TASK PROMPT:
Each line of the material below should be reproduced exactly.
------
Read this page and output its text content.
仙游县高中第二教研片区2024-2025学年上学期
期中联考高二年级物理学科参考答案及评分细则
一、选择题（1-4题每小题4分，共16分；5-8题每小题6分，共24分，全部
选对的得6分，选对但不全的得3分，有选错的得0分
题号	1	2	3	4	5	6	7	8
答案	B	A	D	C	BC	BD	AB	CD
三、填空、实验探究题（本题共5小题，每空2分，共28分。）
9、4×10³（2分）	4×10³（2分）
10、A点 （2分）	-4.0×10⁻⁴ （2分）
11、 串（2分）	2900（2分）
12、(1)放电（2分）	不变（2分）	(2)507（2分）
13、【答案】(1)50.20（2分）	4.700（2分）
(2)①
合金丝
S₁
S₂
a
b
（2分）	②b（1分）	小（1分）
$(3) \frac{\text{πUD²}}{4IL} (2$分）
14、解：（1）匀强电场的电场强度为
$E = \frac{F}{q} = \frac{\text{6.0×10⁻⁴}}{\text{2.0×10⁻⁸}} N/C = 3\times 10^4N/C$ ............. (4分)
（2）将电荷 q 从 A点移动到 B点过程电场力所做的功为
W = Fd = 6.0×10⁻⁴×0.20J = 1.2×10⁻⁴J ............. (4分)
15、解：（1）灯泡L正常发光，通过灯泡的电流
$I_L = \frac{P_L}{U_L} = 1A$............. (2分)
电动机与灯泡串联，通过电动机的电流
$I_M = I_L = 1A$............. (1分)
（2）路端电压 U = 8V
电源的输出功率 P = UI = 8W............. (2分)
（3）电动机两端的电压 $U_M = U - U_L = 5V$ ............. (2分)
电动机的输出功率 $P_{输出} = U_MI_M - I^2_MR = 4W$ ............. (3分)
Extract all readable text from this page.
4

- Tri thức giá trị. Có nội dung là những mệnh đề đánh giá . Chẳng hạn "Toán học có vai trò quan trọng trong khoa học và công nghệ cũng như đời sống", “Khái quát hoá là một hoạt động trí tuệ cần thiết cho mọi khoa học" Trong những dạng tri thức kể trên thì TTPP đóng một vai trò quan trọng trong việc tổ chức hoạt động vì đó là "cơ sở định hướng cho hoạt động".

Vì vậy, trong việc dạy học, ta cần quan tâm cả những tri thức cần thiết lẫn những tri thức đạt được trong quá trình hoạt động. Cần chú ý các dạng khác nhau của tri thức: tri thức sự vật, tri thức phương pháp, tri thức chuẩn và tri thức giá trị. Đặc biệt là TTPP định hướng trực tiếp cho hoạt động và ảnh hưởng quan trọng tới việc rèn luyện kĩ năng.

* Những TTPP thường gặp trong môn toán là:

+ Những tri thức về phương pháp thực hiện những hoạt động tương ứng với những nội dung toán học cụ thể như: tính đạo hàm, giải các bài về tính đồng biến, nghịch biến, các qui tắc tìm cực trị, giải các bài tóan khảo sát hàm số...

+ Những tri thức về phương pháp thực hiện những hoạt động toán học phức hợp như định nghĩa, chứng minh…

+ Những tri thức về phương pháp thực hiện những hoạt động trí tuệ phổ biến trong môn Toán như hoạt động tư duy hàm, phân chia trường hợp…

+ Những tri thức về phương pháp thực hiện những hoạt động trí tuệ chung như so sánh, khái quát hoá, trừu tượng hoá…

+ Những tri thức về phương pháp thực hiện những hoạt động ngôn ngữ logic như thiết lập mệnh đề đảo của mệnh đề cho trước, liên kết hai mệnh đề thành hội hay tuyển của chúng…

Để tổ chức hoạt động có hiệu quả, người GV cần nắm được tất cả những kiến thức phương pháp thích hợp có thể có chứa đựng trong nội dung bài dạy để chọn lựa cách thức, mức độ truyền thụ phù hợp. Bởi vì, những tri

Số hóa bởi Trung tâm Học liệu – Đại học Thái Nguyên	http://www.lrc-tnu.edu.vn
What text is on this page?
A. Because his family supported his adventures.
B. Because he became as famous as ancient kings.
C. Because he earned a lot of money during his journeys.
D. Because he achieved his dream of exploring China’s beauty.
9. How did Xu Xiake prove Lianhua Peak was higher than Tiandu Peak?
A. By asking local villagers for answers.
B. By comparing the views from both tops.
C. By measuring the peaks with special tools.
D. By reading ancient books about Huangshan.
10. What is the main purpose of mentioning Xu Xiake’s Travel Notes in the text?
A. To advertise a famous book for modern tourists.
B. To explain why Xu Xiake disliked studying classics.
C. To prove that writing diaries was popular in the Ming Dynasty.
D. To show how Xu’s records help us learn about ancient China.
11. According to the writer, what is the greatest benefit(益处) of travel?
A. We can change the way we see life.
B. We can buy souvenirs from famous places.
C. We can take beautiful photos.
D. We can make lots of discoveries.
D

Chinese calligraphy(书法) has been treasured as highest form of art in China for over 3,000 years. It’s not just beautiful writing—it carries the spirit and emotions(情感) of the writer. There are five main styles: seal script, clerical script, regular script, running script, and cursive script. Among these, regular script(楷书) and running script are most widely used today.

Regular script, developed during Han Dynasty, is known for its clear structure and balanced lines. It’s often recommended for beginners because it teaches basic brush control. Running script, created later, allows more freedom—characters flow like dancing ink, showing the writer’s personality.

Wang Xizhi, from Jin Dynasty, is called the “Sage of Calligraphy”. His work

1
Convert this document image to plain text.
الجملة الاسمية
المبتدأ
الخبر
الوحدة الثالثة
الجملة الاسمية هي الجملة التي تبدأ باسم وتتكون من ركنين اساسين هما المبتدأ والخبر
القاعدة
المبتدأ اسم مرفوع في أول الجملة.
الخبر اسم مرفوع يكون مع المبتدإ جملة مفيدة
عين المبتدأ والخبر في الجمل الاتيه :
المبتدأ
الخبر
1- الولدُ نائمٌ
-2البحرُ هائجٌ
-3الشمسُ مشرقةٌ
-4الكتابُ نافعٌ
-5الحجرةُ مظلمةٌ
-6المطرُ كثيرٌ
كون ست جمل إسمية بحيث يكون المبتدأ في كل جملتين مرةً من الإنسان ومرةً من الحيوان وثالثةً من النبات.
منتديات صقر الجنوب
------
RESULT BELOW:
Read this page and output its text content.
仙游县高中第二教研片区2024-2025学年上学期
期中联考高二年级物理学科参考答案及评分细则
一、选择题（1-4题每小题4分，共16分；5-8题每小题6分，共24分，全部
选对的得6分，选对但不全的得3分，有选错的得0分
题号	1	2	3	4	5	6	7	8
答案	B	A	D	C	BC	BD	AB	CD
三、填空、实验探究题（本题共5小题，每空2分，共28分。）
9、4×10³（2分）	4×10³（2分）
10、A点 （2分）	-4.0×10⁻⁴ （2分）
11、 串（2分）	2900（2分）
12、(1)放电（2分）	不变（2分）	(2)507（2分）
13、【答案】(1)50.20（2分）	4.700（2分）
(2)①
合金丝
S₁
S₂
a
b
（2分）	②b（1分）	小（1分）
$(3) \frac{\text{πUD²}}{4IL} (2$分）
14、解：（1）匀强电场的电场强度为
$E = \frac{F}{q} = \frac{\text{6.0×10⁻⁴}}{\text{2.0×10⁻⁸}} N/C = 3\times 10^4N/C$ ............. (4分)
（2）将电荷 q 从 A点移动到 B点过程电场力所做的功为
W = Fd = 6.0×10⁻⁴×0.20J = 1.2×10⁻⁴J ............. (4分)
15、解：（1）灯泡L正常发光，通过灯泡的电流
$I_L = \frac{P_L}{U_L} = 1A$............. (2分)
电动机与灯泡串联，通过电动机的电流
$I_M = I_L = 1A$............. (1分)
（2）路端电压 U = 8V
电源的输出功率 P = UI = 8W............. (2分)
（3）电动机两端的电压 $U_M = U - U_L = 5V$ ............. (2分)
电动机的输出功率 $P_{输出} = U_MI_M - I^2_MR = 4W$ ............. (3分)
Extract all readable text from this page.
4

- Tri thức giá trị. Có nội dung là những mệnh đề đánh giá . Chẳng hạn "Toán học có vai trò quan trọng trong khoa học và công nghệ cũng như đời sống", “Khái quát hoá là một hoạt động trí tuệ cần thiết cho mọi khoa học" Trong những dạng tri thức kể trên thì TTPP đóng một vai trò quan trọng trong việc tổ chức hoạt động vì đó là "cơ sở định hướng cho hoạt động".

Vì vậy, trong việc dạy học, ta cần quan tâm cả những tri thức cần thiết lẫn những tri thức đạt được trong quá trình hoạt động. Cần chú ý các dạng khác nhau của tri thức: tri thức sự vật, tri thức phương pháp, tri thức chuẩn và tri thức giá trị. Đặc biệt là TTPP định hướng trực tiếp cho hoạt động và ảnh hưởng quan trọng tới việc rèn luyện kĩ năng.

* Những TTPP thường gặp trong môn toán là:

+ Những tri thức về phương pháp thực hiện những hoạt động tương ứng với những nội dung toán học cụ thể như: tính đạo hàm, giải các bài về tính đồng biến, nghịch biến, các qui tắc tìm cực trị, giải các bài tóan khảo sát hàm số...

+ Những tri thức về phương pháp thực hiện những hoạt động toán học phức hợp như định nghĩa, chứng minh…

+ Những tri thức về phương pháp thực hiện những hoạt động trí tuệ phổ biến trong môn Toán như hoạt động tư duy hàm, phân chia trường hợp…

+ Những tri thức về phương pháp thực hiện những hoạt động trí tuệ chung như so sánh, khái quát hoá, trừu tượng hoá…

+ Những tri thức về phương pháp thực hiện những hoạt động ngôn ngữ logic như thiết lập mệnh đề đảo của mệnh đề cho trước, liên kết hai mệnh đề thành hội hay tuyển của chúng…

Để tổ chức hoạt động có hiệu quả, người GV cần nắm được tất cả những kiến thức phương pháp thích hợp có thể có chứa đựng trong nội dung bài dạy để chọn lựa cách thức, mức độ truyền thụ phù hợp. Bởi vì, những tri

Số hóa bởi Trung tâm Học liệu – Đại học Thái Nguyên	http://www.lrc-tnu.edu.vn
What text is on this page?
A. Because his family supported his adventures.
B. Because he became as famous as ancient kings.
C. Because he earned a lot of money during his journeys.
D. Because he achieved his dream of exploring China’s beauty.
9. How did Xu Xiake prove Lianhua Peak was higher than Tiandu Peak?
A. By asking local villagers for answers.
B. By comparing the views from both tops.
C. By measuring the peaks with special tools.
D. By reading ancient books about Huangshan.
10. What is the main purpose of mentioning Xu Xiake’s Travel Notes in the text?
A. To advertise a famous book for modern tourists.
B. To explain why Xu Xiake disliked studying classics.
C. To prove that writing diaries was popular in the Ming Dynasty.
D. To show how Xu’s records help us learn about ancient China.
11. According to the writer, what is the greatest benefit(益处) of travel?
A. We can change the way we see life.
B. We can buy souvenirs from famous places.
C. We can take beautiful photos.
D. We can make lots of discoveries.
D

Chinese calligraphy(书法) has been treasured as highest form of art in China for over 3,000 years. It’s not just beautiful writing—it carries the spirit and emotions(情感) of the writer. There are five main styles: seal script, clerical script, regular script, running script, and cursive script. Among these, regular script(楷书) and running script are most widely used today.

Regular script, developed during Han Dynasty, is known for its clear structure and balanced lines. It’s often recommended for beginners because it teaches basic brush control. Running script, created later, allows more freedom—characters flow like dancing ink, showing the writer’s personality.

Wang Xizhi, from Jin Dynasty, is called the “Sage of Calligraphy”. His work

1
Convert this document image to plain text.
الجملة الاسمية
المبتدأ
الخبر
الوحدة الثالثة
الجملة الاسمية هي الجملة التي تبدأ باسم وتتكون من ركنين اساسين هما المبتدأ والخبر
القاعدة
المبتدأ اسم مرفوع في أول الجملة.
الخبر اسم مرفوع يكون مع المبتدإ جملة مفيدة
عين المبتدأ والخبر في الجمل الاتيه :
المبتدأ
الخبر
1- الولدُ نائمٌ
-2البحرُ هائجٌ
-3الشمسُ مشرقةٌ
-4الكتابُ نافعٌ
-5الحجرةُ مظلمةٌ
-6المطرُ كثيرٌ
كون ست جمل إسمية بحيث يكون المبتدأ في كل جملتين مرةً من الإنسان ومرةً من الحيوان وثالثةً من النبات.
منتديات صقر الجنوب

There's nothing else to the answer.